- **Work to complete**:
Extract every line below, verbatim.

- **Data rows**:
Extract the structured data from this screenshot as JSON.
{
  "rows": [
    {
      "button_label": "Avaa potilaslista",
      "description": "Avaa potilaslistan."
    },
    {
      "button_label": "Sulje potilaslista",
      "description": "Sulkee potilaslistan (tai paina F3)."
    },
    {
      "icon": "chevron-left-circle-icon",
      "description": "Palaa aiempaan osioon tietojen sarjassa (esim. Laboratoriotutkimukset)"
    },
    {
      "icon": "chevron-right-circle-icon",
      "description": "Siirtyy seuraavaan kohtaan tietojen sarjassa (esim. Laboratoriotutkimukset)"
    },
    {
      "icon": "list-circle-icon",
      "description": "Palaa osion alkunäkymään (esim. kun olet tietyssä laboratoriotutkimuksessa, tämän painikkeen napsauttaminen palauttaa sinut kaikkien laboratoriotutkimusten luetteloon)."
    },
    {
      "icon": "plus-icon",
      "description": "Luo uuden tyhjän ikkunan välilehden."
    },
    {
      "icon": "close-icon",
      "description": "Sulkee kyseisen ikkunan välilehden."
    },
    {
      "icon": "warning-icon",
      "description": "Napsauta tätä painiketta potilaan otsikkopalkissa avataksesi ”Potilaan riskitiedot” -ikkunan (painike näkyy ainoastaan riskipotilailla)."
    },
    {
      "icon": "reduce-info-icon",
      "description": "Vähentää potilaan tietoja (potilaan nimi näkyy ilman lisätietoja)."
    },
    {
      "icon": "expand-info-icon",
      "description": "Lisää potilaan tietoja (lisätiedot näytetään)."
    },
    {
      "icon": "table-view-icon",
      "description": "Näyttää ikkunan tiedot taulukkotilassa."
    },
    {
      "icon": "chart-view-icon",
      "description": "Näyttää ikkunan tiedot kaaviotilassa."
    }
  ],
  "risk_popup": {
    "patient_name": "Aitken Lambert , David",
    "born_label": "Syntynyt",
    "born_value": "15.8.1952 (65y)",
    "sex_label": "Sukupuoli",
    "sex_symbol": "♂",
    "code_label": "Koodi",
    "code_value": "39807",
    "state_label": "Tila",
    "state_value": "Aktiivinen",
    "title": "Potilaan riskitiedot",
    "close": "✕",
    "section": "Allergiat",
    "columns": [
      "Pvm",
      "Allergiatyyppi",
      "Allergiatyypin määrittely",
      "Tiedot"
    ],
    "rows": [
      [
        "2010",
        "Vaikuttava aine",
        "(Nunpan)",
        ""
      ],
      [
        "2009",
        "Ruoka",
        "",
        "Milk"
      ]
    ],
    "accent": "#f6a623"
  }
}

- **Output for this task**:
Extract the structured data from this screenshot as JSON.
{
  "rows": [
    {
      "button_label": "Avaa potilaslista",
      "description": "Avaa potilaslistan."
    },
    {
      "button_label": "Sulje potilaslista",
      "description": "Sulkee potilaslistan (tai paina F3)."
    },
    {
      "icon": "chevron-left-circle-icon",
      "description": "Palaa aiempaan osioon tietojen sarjassa (esim. Laboratoriotutkimukset)"
    },
    {
      "icon": "chevron-right-circle-icon",
      "description": "Siirtyy seuraavaan kohtaan tietojen sarjassa (esim. Laboratoriotutkimukset)"
    },
    {
      "icon": "list-circle-icon",
      "description": "Palaa osion alkunäkymään (esim. kun olet tietyssä laboratoriotutkimuksessa, tämän painikkeen napsauttaminen palauttaa sinut kaikkien laboratoriotutkimusten luetteloon)."
    },
    {
      "icon": "plus-icon",
      "description": "Luo uuden tyhjän ikkunan välilehden."
    },
    {
      "icon": "close-icon",
      "description": "Sulkee kyseisen ikkunan välilehden."
    },
    {
      "icon": "warning-icon",
      "description": "Napsauta tätä painiketta potilaan otsikkopalkissa avataksesi ”Potilaan riskitiedot” -ikkunan (painike näkyy ainoastaan riskipotilailla)."
    },
    {
      "icon": "reduce-info-icon",
      "description": "Vähentää potilaan tietoja (potilaan nimi näkyy ilman lisätietoja)."
    },
    {
      "icon": "expand-info-icon",
      "description": "Lisää potilaan tietoja (lisätiedot näytetään)."
    },
    {
      "icon": "table-view-icon",
      "description": "Näyttää ikkunan tiedot taulukkotilassa."
    },
    {
      "icon": "chart-view-icon",
      "description": "Näyttää ikkunan tiedot kaaviotilassa."
    }
  ],
  "risk_popup": {
    "patient_name": "Aitken Lambert , David",
    "born_label": "Syntynyt",
    "born_value": "15.8.1952 (65y)",
    "sex_label": "Sukupuoli",
    "sex_symbol": "♂",
    "code_label": "Koodi",
    "code_value": "39807",
    "state_label": "Tila",
    "state_value": "Aktiivinen",
    "title": "Potilaan riskitiedot",
    "close": "✕",
    "section": "Allergiat",
    "columns": [
      "Pvm",
      "Allergiatyyppi",
      "Allergiatyypin määrittely",
      "Tiedot"
    ],
    "rows": [
      [
        "2010",
        "Vaikuttava aine",
        "(Nunpan)",
        ""
      ],
      [
        "2009",
        "Ruoka",
        "",
        "Milk"
      ]
    ],
    "accent": "#f6a623"
  }
}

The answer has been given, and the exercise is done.